Problem description => In the listing below, find every line containing "name" and copy it out.

The data =>

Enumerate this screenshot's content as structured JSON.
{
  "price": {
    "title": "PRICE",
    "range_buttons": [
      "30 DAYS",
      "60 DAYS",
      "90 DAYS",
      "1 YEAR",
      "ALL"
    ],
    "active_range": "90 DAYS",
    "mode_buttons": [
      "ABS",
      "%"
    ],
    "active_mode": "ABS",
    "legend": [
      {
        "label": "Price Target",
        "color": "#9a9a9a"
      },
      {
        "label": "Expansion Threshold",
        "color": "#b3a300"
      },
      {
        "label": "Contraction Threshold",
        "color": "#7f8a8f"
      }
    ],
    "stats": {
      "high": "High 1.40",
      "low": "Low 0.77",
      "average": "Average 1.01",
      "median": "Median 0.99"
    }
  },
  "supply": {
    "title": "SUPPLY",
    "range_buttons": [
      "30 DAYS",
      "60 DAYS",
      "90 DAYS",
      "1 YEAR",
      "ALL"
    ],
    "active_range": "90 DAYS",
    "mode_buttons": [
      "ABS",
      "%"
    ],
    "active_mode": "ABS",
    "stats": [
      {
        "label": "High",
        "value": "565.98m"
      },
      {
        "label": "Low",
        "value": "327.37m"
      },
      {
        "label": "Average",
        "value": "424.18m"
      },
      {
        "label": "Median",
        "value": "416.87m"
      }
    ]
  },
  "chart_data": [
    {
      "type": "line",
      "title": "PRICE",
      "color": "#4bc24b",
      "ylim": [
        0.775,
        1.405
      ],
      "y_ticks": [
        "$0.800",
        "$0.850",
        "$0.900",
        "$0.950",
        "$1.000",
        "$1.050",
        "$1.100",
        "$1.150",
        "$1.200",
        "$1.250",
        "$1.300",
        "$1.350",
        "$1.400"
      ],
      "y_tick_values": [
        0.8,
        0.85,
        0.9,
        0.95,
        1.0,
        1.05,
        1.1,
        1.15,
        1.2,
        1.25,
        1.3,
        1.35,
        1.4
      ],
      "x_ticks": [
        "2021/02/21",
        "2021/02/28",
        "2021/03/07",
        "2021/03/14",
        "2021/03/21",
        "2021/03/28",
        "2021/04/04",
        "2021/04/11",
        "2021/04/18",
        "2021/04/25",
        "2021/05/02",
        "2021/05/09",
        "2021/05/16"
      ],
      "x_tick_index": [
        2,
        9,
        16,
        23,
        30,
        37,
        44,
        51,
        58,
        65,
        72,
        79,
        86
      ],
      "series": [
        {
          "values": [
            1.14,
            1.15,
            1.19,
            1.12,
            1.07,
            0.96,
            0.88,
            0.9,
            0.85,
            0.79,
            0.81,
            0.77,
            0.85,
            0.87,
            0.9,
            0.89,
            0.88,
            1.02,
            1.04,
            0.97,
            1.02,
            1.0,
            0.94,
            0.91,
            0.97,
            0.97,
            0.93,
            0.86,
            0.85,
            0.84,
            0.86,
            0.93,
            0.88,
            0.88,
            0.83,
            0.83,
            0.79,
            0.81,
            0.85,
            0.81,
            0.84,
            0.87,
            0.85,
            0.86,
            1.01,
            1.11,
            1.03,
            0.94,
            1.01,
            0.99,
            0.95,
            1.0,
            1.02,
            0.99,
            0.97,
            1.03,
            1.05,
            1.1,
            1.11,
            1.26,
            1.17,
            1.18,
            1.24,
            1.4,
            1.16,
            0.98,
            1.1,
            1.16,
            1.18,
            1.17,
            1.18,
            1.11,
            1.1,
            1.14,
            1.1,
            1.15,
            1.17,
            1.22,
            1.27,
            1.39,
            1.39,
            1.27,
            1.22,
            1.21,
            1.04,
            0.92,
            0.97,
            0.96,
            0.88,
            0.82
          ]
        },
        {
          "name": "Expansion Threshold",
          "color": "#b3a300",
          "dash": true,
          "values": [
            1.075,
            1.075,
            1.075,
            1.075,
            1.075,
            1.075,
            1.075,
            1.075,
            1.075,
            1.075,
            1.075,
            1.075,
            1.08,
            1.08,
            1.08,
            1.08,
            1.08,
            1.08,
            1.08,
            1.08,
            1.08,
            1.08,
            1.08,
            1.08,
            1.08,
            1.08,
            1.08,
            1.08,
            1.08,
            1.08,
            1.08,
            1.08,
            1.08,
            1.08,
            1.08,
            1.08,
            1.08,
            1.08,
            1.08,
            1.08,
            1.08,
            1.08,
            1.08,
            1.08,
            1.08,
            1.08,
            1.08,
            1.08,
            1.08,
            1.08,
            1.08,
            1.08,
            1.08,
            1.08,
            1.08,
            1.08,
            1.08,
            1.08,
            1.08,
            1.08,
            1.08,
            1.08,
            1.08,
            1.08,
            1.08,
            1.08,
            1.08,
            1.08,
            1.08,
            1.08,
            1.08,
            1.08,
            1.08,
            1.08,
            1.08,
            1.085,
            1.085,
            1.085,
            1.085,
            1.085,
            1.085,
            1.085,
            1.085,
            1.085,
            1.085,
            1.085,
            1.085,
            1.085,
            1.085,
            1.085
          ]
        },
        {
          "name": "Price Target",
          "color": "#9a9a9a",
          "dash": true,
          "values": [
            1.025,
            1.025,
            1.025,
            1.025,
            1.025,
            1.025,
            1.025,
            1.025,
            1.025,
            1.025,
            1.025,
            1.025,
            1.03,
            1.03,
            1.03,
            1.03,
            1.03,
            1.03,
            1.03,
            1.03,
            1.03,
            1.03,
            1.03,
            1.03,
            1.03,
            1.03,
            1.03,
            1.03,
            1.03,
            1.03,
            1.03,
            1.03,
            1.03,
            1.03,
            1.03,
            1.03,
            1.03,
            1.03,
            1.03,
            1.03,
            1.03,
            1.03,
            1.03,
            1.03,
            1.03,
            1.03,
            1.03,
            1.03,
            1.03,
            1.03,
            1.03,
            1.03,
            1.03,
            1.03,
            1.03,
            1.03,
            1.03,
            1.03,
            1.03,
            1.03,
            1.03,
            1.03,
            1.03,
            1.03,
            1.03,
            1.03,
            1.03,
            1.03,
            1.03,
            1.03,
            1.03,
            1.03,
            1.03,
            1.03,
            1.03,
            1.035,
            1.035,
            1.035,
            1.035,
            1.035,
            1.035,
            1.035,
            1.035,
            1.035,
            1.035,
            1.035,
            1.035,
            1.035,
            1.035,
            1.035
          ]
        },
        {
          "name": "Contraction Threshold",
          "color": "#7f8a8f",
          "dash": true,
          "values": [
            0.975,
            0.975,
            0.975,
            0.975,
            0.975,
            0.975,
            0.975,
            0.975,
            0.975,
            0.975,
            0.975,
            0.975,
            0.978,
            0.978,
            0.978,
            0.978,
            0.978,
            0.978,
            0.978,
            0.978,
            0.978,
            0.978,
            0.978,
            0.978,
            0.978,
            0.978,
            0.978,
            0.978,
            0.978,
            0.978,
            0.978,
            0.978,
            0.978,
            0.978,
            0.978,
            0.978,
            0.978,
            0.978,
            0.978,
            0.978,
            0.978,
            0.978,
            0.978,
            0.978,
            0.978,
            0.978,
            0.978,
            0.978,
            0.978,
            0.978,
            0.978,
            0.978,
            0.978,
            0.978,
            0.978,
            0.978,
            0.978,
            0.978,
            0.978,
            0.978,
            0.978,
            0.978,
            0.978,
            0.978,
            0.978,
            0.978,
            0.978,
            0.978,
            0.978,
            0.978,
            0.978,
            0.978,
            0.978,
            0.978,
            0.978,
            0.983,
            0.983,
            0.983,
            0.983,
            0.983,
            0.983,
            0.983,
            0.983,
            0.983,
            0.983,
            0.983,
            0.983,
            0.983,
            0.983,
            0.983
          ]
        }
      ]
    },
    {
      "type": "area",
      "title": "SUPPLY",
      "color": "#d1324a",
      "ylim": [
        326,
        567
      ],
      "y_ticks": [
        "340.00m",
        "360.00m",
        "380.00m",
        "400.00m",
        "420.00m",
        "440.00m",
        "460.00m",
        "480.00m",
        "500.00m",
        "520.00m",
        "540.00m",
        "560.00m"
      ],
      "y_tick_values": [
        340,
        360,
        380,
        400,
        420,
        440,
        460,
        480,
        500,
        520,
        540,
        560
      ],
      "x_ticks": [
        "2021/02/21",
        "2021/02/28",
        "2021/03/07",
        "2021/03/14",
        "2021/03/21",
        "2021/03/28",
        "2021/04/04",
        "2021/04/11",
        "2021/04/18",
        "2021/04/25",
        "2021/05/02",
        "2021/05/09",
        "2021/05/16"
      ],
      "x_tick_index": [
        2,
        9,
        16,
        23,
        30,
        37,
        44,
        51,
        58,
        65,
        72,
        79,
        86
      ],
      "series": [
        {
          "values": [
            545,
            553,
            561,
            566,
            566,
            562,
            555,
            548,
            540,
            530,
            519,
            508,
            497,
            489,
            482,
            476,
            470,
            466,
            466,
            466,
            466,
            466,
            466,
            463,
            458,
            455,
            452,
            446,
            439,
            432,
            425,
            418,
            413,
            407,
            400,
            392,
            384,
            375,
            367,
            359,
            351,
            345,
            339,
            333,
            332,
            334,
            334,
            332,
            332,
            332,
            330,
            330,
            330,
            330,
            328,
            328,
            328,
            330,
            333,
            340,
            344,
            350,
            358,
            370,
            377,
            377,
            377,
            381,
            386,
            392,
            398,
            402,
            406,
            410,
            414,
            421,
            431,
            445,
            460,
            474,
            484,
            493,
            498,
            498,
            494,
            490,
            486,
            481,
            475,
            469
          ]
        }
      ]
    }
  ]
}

Exercise result =>
          "name": "Expansion Threshold",
          "name": "Price Target",
          "name": "Contraction Threshold",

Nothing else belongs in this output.